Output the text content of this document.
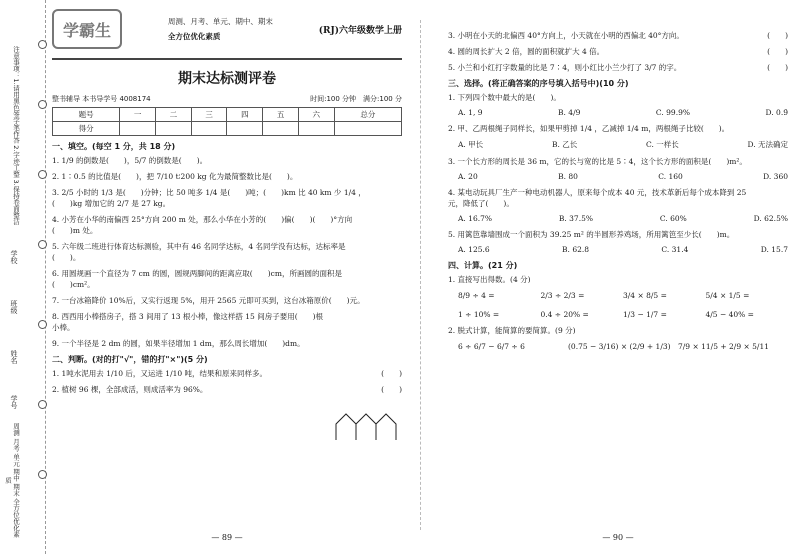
注意事项：1.请用黑色签字笔作答 2.字迹工整 3.保持卷面整洁
学校
班级
姓名
学号
周测 月考 单元 期中 期末 全方位优化素质
学霸生	周测、月考、单元、期中、期末
全方位优化素质
(RJ)六年级数学上册
期末达标测评卷
整书辅导 本书导学号 4008174	时间:100 分钟　 满分:100 分
题号	一	二	三	四	五	六	总分
得分							
一、填空。(每空 1 分，共 18 分)
1. 1/9 的倒数是(　　)，5/7 的倒数是(　　)。
2. 1∶0.5 的比值是(　　)，把 7/10 t∶200 kg 化为最简整数比是(　　)。
3. 2/5 小时的 1/3 是(　　)分钟；比 50 吨多 1/4 是(　　)吨；(　　)km 比 40 km 少 1/4 ，(　　)kg 增加它的 2/7 是 27 kg。
4. 小芳在小华的南偏西 25°方向 200 m 处，那么小华在小芳的(　　)偏(　　)(　　)°方向(　　)m 处。
5. 六年级二班进行体育达标测验，其中有 46 名同学达标，4 名同学没有达标，达标率是(　　)。
6. 用圆规画一个直径为 7 cm 的圆，圆规两脚间的距离应取(　　)cm，所画圆的面积是(　　)cm²。
7. 一台冰箱降价 10%后，又实行返现 5%，用开 2565 元即可买到，这台冰箱原价(　　)元。
8. 西西用小棒搭房子，搭 3 间用了 13 根小棒，像这样搭 15 间房子要用(　　)根小棒。
9. 一个半径是 2 dm 的圆，如果半径增加 1 dm，那么周长增加(　　)dm。
二、判断。(对的打"√"，错的打"×")(5 分)
1. 1吨水泥用去 1/10 后，又运进 1/10 吨，结果和原来同样多。	(　　)
2. 植树 96 棵，全部成活，则成活率为 96%。	(　　)
— 89 —
3. 小明在小天的北偏西 40°方向上，小天就在小明的西偏北 40°方向。	(　　)
4. 圆的周长扩大 2 倍，圆的面积就扩大 4 倍。	(　　)
5. 小兰和小红打字数量的比是 7∶4，则小红比小兰少打了 3/7 的字。	(　　)
三、选择。(将正确答案的序号填入括号中)(10 分)
1. 下列四个数中最大的是(　　)。
A. 1, 9	B. 4/9	C. 99.9%	D. 0.9̇
2. 甲、乙两根绳子同样长，如果甲剪掉 1/4 ，乙减掉 1/4 m，两根绳子比较(　　)。
A. 甲长	B. 乙长	C. 一样长	D. 无法确定
3. 一个长方形的周长是 36 m，它的长与宽的比是 5∶4，这个长方形的面积是(　　)m²。
A. 20	B. 80	C. 160	D. 360
4. 某电动玩具厂生产一种电动机器人，原来每个成本 40 元，技术革新后每个成本降到 25 元，降低了(　　)。
A. 16.7%	B. 37.5%	C. 60%	D. 62.5%
5. 用篱笆靠墙围成一个面积为 39.25 m² 的半圆形养鸡场，所用篱笆至少长(　　)m。
A. 125.6	B. 62.8	C. 31.4	D. 15.7
四、计算。(21 分)
1. 直接写出得数。(4 分)
8/9 ÷ 4 =	2/3 ÷ 2/3 =	3/4 × 8/5 =	5/4 × 1/5 =
1 ÷ 10% =	0.4 ÷ 20% =	1/3 − 1/7 =	4/5 − 40% =
2. 脱式计算，能简算的要简算。(9 分)
6 ÷ 6/7 − 6/7 ÷ 6	(0.75 − 3/16) × (2/9 + 1/3) 7/9 × 11/5 + 2/9 × 5/11
— 90 —
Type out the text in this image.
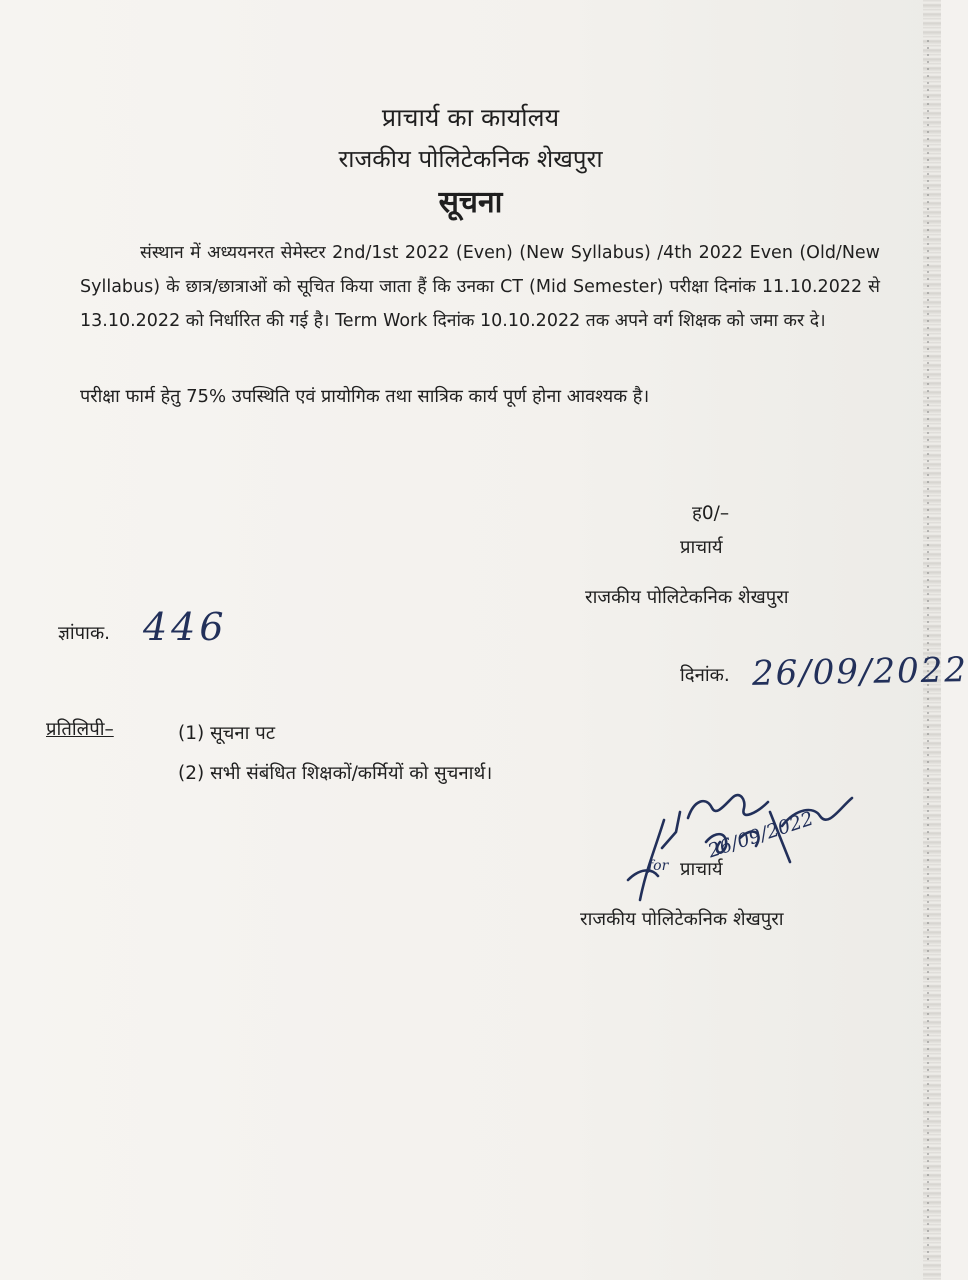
प्राचार्य का कार्यालय
राजकीय पोलिटेकनिक शेखपुरा
सूचना
संस्थान में अध्ययनरत सेमेस्टर 2nd/1st 2022 (Even) (New Syllabus) /4th 2022 Even (Old/New Syllabus) के छात्र/छात्राओं को सूचित किया जाता हैं कि उनका CT (Mid Semester) परीक्षा दिनांक 11.10.2022 से 13.10.2022 को निर्धारित की गई है। Term Work दिनांक 10.10.2022 तक अपने वर्ग शिक्षक को जमा कर दे।
परीक्षा फार्म हेतु 75% उपस्थिति एवं प्रायोगिक तथा सात्रिक कार्य पूर्ण होना आवश्यक है।
ह0/–
प्राचार्य
राजकीय पोलिटेकनिक शेखपुरा
ज्ञांपाक. 446
दिनांक. 26/09/2022
प्रतिलिपी–	(1) सूचना पट
(2) सभी संबंधित शिक्षकों/कर्मियों को सुचनार्थ।
26/09/2022
for प्राचार्य
राजकीय पोलिटेकनिक शेखपुरा
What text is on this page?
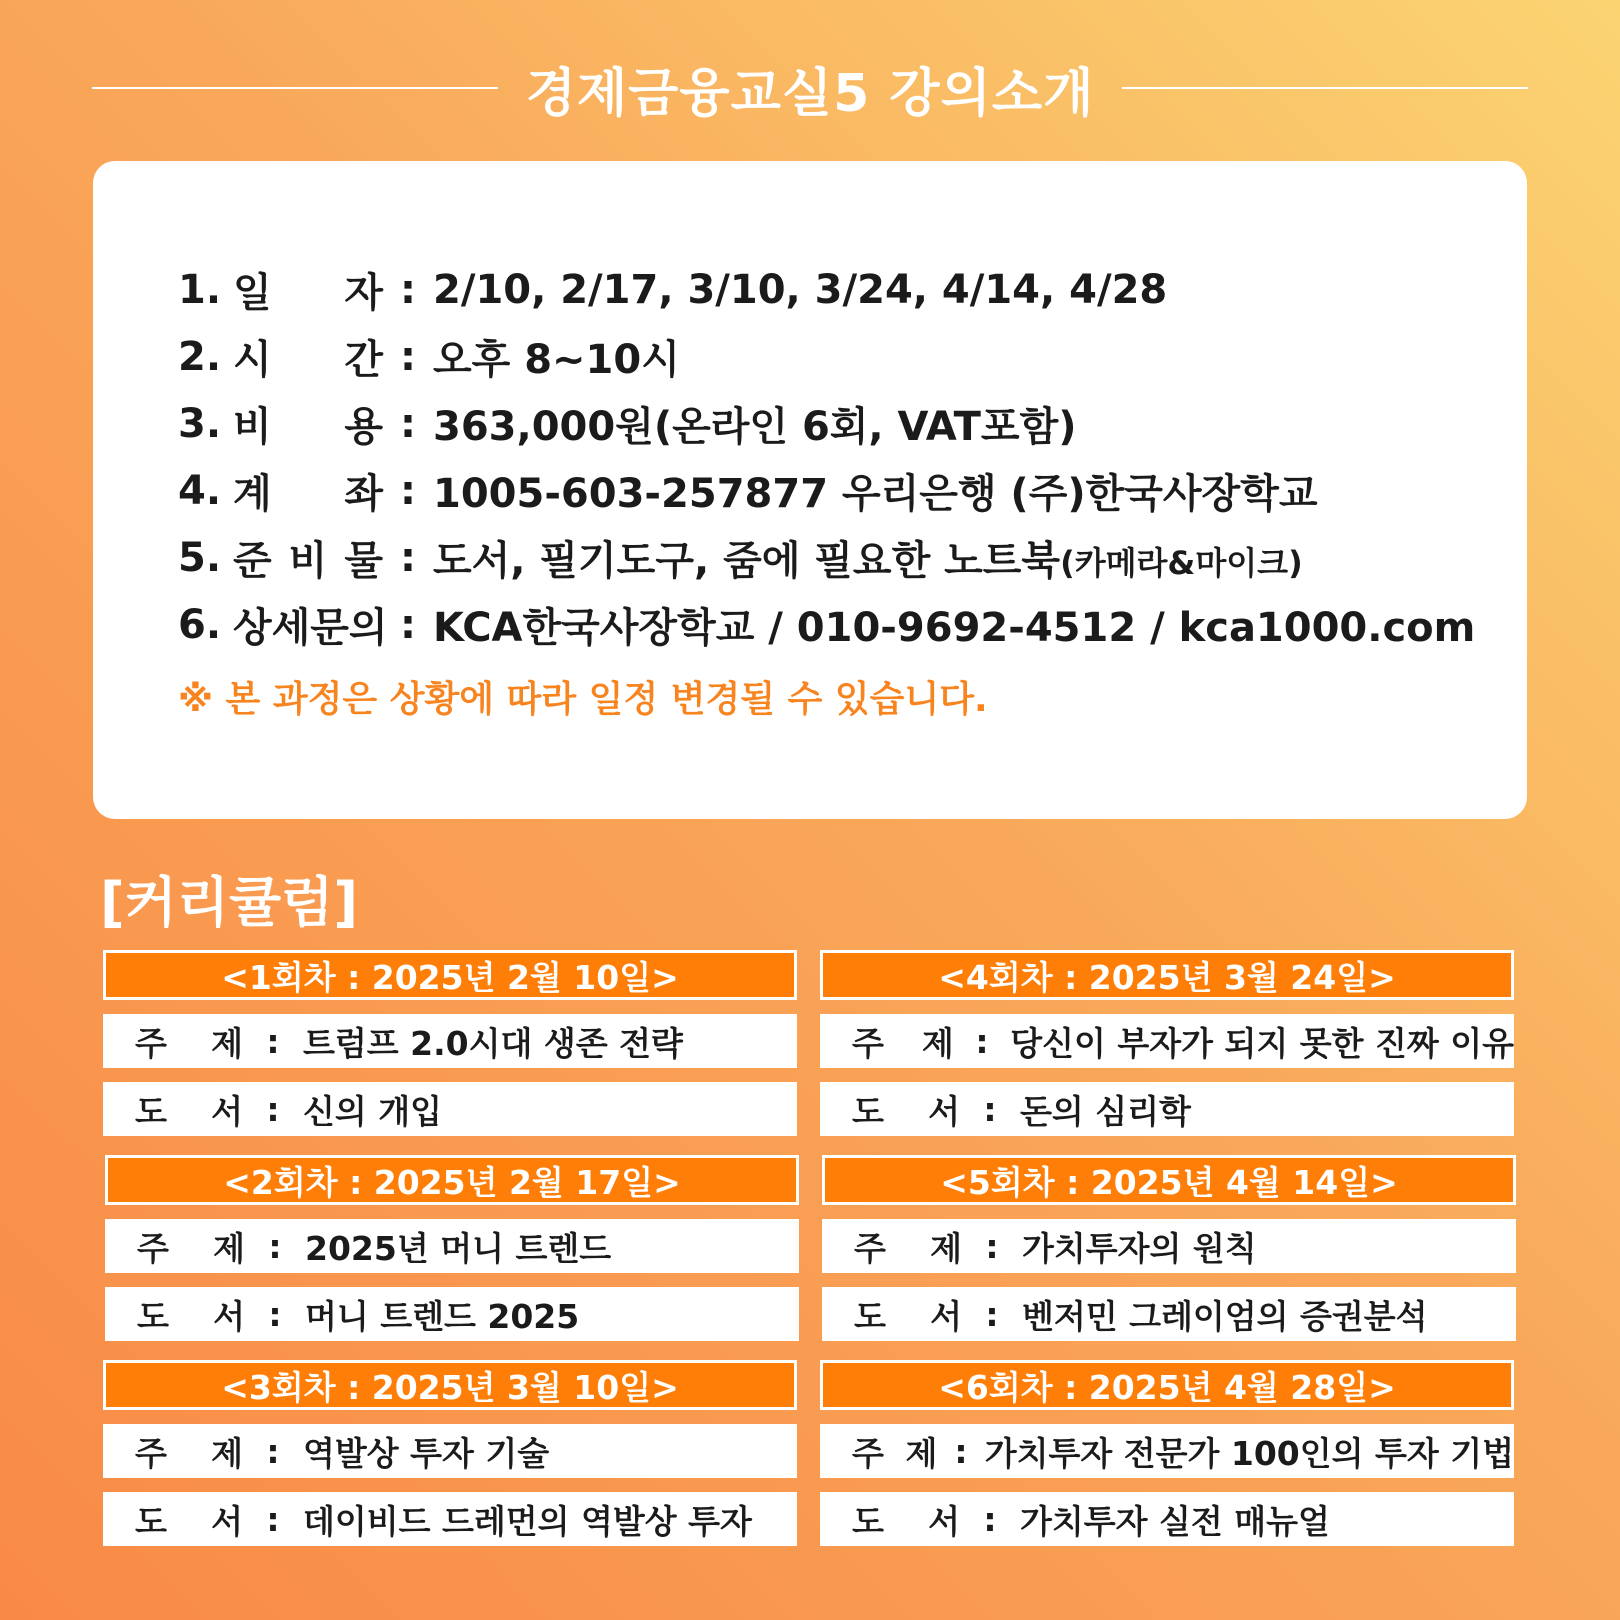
경제금융교실5 강의소개
1. 일 자 : 2/10, 2/17, 3/10, 3/24, 4/14, 4/28
2. 시 간 : 오후 8~10시
3. 비 용 : 363,000원(온라인 6회, VAT포함)
4. 계 좌 : 1005-603-257877 우리은행 (주)한국사장학교
5. 준 비 물 : 도서, 필기도구, 줌에 필요한 노트북(카메라&마이크)
6. 상세문의 : KCA한국사장학교 / 010-9692-4512 / kca1000.com
※ 본 과정은 상황에 따라 일정 변경될 수 있습니다.
[커리큘럼]
<1회차 : 2025년 2월 10일>
주 제 : 트럼프 2.0시대 생존 전략
도 서 : 신의 개입
<2회차 : 2025년 2월 17일>
주 제 : 2025년 머니 트렌드
도 서 : 머니 트렌드 2025
<3회차 : 2025년 3월 10일>
주 제 : 역발상 투자 기술
도 서 : 데이비드 드레먼의 역발상 투자
<4회차 : 2025년 3월 24일>
주 제 : 당신이 부자가 되지 못한 진짜 이유
도 서 : 돈의 심리학
<5회차 : 2025년 4월 14일>
주 제 : 가치투자의 원칙
도 서 : 벤저민 그레이엄의 증권분석
<6회차 : 2025년 4월 28일>
주 제 : 가치투자 전문가 100인의 투자 기법
도 서 : 가치투자 실전 매뉴얼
# # # # #
## Goal
Search the lines for "this". Copy each line that has it.

## Answer for the task
Output the text content of this document.
Type out the text in this image.
What text is on this page?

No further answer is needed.